__RECORD LIST__.
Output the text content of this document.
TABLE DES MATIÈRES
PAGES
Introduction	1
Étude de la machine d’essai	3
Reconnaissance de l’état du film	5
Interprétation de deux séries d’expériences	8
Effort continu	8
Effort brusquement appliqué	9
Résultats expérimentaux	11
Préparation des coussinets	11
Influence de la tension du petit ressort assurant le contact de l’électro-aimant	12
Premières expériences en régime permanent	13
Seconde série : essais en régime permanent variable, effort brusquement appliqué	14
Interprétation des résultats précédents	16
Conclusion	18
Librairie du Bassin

__TO DO__.
Repeat all of the entries exactly.

__OUTPUT OF THE TASK__.
Output the text content of this document.
TABLE DES MATIÈRES
PAGES
Introduction	1
Étude de la machine d’essai	3
Reconnaissance de l’état du film	5
Interprétation de deux séries d’expériences	8
Effort continu	8
Effort brusquement appliqué	9
Résultats expérimentaux	11
Préparation des coussinets	11
Influence de la tension du petit ressort assurant le contact de l’électro-aimant	12
Premières expériences en régime permanent	13
Seconde série : essais en régime permanent variable, effort brusquement appliqué	14
Interprétation des résultats précédents	16
Conclusion	18
Librairie du Bassin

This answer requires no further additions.